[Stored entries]
--- Begin ---

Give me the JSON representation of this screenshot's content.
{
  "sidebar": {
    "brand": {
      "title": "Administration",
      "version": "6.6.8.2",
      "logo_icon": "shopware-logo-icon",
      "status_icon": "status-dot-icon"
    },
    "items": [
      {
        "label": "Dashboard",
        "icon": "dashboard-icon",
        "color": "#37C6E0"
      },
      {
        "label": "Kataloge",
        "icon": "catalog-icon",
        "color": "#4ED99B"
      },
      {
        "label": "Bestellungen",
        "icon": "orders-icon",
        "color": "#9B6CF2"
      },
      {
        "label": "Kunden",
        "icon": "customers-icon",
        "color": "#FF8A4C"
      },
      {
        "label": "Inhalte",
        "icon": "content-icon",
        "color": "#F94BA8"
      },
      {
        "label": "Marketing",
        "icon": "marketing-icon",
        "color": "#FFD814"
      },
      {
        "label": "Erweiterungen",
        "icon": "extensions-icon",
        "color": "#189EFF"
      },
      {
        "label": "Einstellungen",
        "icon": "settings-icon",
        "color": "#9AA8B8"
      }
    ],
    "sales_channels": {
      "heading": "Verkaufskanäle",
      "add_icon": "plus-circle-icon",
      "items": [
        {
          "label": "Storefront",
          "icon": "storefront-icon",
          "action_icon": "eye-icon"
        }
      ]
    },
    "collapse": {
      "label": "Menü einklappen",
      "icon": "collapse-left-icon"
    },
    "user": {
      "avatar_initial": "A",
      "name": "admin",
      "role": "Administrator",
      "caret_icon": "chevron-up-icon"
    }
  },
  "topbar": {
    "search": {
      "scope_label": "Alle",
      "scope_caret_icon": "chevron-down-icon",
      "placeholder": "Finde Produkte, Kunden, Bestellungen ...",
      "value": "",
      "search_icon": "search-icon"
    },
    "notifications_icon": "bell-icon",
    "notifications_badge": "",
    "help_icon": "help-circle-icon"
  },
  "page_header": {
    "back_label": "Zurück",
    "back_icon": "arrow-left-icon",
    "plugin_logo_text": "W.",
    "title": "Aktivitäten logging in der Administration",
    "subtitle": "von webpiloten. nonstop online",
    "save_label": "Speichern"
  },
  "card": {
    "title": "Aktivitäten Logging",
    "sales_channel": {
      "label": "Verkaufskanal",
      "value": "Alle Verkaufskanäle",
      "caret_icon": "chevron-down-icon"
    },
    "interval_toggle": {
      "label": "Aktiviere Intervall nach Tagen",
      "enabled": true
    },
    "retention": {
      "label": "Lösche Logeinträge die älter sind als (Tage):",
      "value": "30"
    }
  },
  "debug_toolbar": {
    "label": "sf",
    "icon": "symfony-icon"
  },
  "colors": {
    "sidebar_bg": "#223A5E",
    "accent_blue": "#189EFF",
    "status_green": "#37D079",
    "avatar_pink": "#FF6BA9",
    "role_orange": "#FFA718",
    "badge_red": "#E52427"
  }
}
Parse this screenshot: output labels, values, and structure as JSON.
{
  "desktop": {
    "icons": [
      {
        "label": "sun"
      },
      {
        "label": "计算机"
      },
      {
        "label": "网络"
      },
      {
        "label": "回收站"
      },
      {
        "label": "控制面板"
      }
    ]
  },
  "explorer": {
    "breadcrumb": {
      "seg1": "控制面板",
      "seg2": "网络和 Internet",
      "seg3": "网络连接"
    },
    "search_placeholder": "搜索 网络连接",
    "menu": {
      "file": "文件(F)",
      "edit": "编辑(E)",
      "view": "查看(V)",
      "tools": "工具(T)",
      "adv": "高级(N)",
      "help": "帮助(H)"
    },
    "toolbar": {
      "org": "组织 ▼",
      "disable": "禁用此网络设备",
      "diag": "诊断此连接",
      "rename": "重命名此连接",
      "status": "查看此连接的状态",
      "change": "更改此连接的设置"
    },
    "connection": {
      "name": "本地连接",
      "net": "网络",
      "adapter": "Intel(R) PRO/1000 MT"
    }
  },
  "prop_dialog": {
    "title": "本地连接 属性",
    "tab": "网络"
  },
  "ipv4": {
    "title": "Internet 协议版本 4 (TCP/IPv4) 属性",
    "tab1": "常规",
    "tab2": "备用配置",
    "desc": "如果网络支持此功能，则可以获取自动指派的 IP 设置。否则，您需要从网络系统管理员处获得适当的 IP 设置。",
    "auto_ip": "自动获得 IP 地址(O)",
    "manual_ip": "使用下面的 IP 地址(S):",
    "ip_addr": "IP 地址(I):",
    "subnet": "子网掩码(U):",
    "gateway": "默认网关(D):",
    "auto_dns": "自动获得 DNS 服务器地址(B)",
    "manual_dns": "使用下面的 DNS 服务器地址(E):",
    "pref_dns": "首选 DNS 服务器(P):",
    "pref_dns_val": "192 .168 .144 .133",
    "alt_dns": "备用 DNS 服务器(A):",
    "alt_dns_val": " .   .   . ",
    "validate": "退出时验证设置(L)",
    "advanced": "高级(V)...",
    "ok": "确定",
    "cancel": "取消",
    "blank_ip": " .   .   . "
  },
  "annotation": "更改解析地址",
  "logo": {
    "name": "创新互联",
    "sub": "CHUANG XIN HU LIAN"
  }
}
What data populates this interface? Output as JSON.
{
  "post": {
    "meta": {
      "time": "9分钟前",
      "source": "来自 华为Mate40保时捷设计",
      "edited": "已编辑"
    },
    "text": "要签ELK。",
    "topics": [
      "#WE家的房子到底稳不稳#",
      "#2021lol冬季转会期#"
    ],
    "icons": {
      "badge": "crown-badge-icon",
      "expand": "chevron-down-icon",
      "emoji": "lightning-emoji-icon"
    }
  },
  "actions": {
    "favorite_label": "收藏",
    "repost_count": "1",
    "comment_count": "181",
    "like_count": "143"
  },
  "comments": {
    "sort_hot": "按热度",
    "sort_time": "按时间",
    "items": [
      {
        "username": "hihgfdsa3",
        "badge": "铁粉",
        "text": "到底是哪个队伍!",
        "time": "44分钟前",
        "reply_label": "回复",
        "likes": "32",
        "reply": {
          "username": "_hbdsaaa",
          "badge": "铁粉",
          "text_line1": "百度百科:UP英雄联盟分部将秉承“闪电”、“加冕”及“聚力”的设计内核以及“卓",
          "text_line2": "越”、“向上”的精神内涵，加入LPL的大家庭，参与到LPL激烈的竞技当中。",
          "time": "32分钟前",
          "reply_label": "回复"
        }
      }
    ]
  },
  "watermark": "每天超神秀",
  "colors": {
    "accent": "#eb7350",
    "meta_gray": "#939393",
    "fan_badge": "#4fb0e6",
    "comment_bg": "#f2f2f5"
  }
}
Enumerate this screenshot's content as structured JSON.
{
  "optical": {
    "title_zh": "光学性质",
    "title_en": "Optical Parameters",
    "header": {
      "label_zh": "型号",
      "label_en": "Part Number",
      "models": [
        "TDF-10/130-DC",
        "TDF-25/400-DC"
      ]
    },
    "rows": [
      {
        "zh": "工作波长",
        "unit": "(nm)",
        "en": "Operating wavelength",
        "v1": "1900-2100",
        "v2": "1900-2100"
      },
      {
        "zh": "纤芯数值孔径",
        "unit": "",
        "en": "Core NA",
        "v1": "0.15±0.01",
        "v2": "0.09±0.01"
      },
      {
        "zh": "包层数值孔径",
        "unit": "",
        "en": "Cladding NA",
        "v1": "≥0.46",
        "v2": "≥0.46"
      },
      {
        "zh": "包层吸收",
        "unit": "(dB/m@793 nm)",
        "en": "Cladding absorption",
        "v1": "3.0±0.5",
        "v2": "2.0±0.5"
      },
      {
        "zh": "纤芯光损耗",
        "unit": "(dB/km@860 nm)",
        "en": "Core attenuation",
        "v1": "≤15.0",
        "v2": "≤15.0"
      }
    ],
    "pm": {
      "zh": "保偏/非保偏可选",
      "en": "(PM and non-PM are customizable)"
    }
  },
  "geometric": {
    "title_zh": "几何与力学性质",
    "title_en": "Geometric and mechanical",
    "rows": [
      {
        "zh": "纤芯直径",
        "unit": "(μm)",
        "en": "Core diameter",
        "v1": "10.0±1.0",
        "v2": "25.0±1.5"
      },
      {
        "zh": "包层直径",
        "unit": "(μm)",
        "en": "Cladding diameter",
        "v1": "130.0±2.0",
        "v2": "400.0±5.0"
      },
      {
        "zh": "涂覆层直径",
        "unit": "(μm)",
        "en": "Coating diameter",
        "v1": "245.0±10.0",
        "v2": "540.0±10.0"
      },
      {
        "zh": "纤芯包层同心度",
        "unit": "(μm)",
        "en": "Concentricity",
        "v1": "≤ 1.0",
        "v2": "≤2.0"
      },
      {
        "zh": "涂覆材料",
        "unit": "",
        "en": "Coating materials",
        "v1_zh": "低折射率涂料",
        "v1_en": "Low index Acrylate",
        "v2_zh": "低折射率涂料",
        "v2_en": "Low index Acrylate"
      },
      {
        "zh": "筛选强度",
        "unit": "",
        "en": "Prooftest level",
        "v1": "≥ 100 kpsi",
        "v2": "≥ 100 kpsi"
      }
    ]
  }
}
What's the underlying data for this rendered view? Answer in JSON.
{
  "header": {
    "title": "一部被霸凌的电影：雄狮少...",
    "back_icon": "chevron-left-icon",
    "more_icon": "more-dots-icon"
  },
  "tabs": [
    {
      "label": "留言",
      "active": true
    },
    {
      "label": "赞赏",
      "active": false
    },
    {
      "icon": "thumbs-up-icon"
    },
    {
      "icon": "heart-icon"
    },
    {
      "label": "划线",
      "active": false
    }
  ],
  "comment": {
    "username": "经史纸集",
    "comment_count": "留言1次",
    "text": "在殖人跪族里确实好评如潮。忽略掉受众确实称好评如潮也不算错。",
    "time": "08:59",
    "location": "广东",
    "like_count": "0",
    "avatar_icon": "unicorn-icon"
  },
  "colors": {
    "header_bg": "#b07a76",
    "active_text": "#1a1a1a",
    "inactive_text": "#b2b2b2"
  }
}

--- End ---

WORK TO BE COMPLETED:
Work out how many lines above contain the word "Internet". Give only the number.

SOLVED EXERCISE:
2